» **Extrait source**:
━━━━

Présidente du jury de la Queer Palm, Desiree Akhavan a réalisé son premier film Appropriate Behavior l’an dernier. Elle y joue une Américaine d’origine iranienne qui vient de rompre avec sa copine. Sa vie en fait. Le film a fait un tabac à Sundance. Alors, Lena Dunham a embauché Desiree dans la quatrième saison de Girls. Rencontre avec une femme dont on n'a pas fini d'entendre parler. Par Axel Cadieux et Maroussia Dubreuil / Photo : Mathieu Zazzo
Vous avez grandi à New York, vous vivez aujourd’hui à Londres. Retournez-vous de temps en temps en Iran ?
Je ne suis pas retournée en Iran depuis 2008 parce que c’est trop dangereux. Mes parents ont quitté l’Iran avant ma naissance, mon frère est né là-bas. Ma famille me dit de ne pas y aller. En Iran, il y a encore la peine de mort. En fait comme mon œuvre parle des gays, c’est dangereux. Moi je pourrais être enfermée car même si je ne suis pas une figure publique, mon travail est queer. Et même si je n’ai pas tourné en Iran ! Roxana Saberi, une journaliste américaine qui a grandi aux Etats-Unis, est allée vivre en Iran pendant un an et on l’a mise en prison. Ils ont dit que c'était un espion. C’est le seul endroit au monde où on ne peut rien expliquer car il n’y a pas de système pour se protéger. Et c’est pour ça que j’adore Une Séparation d’Ashgar Farhadi parce qu’on se débat dans un système qui est lui-même illégal. Et franchement le nouveau gouvernement n’a pas vraiment changé les choses.
Appropriate Behavior racontait les mésaventures de Shirin qui cherchait à devenir une bisexuelle bien sous tout rapport. De quoi parle votre nouveau film ?

━━━━

» **Objectif 1**: Restitue intégralement l'entretien avec Desiree Akhavan, sans rien y modifier.
L'entretien et les lignes de données proviennent de sources distinctes.

━━━━

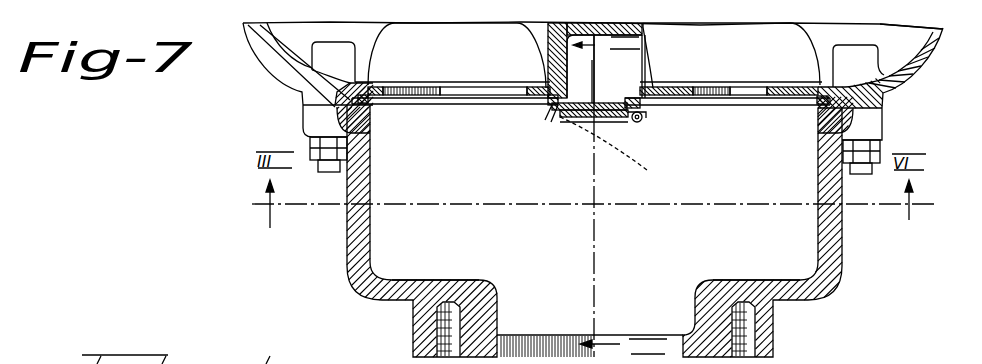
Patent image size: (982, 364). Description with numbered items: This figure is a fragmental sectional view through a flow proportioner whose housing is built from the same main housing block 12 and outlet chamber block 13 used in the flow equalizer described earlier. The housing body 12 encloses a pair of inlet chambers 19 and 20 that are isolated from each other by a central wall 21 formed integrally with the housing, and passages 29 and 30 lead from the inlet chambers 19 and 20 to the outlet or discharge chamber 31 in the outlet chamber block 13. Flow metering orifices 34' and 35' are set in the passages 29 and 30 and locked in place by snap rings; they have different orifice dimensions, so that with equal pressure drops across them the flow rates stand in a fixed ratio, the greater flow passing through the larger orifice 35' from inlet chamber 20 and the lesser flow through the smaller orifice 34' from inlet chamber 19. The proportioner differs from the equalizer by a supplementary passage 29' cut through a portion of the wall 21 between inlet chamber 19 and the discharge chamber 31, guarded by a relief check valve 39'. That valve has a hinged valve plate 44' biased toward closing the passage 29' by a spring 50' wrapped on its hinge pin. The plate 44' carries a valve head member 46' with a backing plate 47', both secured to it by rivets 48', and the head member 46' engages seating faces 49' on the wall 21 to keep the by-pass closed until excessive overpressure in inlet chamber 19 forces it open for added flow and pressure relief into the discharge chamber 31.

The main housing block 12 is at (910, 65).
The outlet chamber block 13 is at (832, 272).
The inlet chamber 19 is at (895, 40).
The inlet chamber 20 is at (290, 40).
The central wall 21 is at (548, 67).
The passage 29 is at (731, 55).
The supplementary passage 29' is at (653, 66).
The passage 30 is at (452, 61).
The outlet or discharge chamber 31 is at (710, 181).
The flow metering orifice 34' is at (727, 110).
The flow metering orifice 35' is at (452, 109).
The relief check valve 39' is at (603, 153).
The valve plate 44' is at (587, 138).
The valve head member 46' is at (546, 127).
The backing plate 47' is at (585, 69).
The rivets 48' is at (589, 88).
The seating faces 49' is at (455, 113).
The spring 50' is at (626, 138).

━━━━

» **Objectif 2**: Dans les lignes de données, du début jusqu'à celle qui contient « The passage 29 is at (731, 55). », incluse, remplace « flow proportioner » par « flow divider » et redonne ce passage sans aucun autre changement, en laissant les images de côté.

» **Corrigé détaillé 1**:
Présidente du jury de la Queer Palm, Desiree Akhavan a réalisé son premier film Appropriate Behavior l’an dernier. Elle y joue une Américaine d’origine iranienne qui vient de rompre avec sa copine. Sa vie en fait. Le film a fait un tabac à Sundance. Alors, Lena Dunham a embauché Desiree dans la quatrième saison de Girls. Rencontre avec une femme dont on n'a pas fini d'entendre parler. Par Axel Cadieux et Maroussia Dubreuil / Photo : Mathieu Zazzo
Vous avez grandi à New York, vous vivez aujourd’hui à Londres. Retournez-vous de temps en temps en Iran ?
Je ne suis pas retournée en Iran depuis 2008 parce que c’est trop dangereux. Mes parents ont quitté l’Iran avant ma naissance, mon frère est né là-bas. Ma famille me dit de ne pas y aller. En Iran, il y a encore la peine de mort. En fait comme mon œuvre parle des gays, c’est dangereux. Moi je pourrais être enfermée car même si je ne suis pas une figure publique, mon travail est queer. Et même si je n’ai pas tourné en Iran ! Roxana Saberi, une journaliste américaine qui a grandi aux Etats-Unis, est allée vivre en Iran pendant un an et on l’a mise en prison. Ils ont dit que c'était un espion. C’est le seul endroit au monde où on ne peut rien expliquer car il n’y a pas de système pour se protéger. Et c’est pour ça que j’adore Une Séparation d’Ashgar Farhadi parce qu’on se débat dans un système qui est lui-même illégal. Et franchement le nouveau gouvernement n’a pas vraiment changé les choses.
Appropriate Behavior racontait les mésaventures de Shirin qui cherchait à devenir une bisexuelle bien sous tout rapport. De quoi parle votre nouveau film ?

» **Corrigé détaillé 2**:
Patent image size: (982, 364). Description with numbered items: This figure is a fragmental sectional view through a flow divider whose housing is built from the same main housing block 12 and outlet chamber block 13 used in the flow equalizer described earlier. The housing body 12 encloses a pair of inlet chambers 19 and 20 that are isolated from each other by a central wall 21 formed integrally with the housing, and passages 29 and 30 lead from the inlet chambers 19 and 20 to the outlet or discharge chamber 31 in the outlet chamber block 13. Flow metering orifices 34' and 35' are set in the passages 29 and 30 and locked in place by snap rings; they have different orifice dimensions, so that with equal pressure drops across them the flow rates stand in a fixed ratio, the greater flow passing through the larger orifice 35' from inlet chamber 20 and the lesser flow through the smaller orifice 34' from inlet chamber 19. The proportioner differs from the equalizer by a supplementary passage 29' cut through a portion of the wall 21 between inlet chamber 19 and the discharge chamber 31, guarded by a relief check valve 39'. That valve has a hinged valve plate 44' biased toward closing the passage 29' by a spring 50' wrapped on its hinge pin. The plate 44' carries a valve head member 46' with a backing plate 47', both secured to it by rivets 48', and the head member 46' engages seating faces 49' on the wall 21 to keep the by-pass closed until excessive overpressure in inlet chamber 19 forces it open for added flow and pressure relief into the discharge chamber 31.

The main housing block 12 is at (910, 65).
The outlet chamber block 13 is at (832, 272).
The inlet chamber 19 is at (895, 40).
The inlet chamber 20 is at (290, 40).
The central wall 21 is at (548, 67).
The passage 29 is at (731, 55).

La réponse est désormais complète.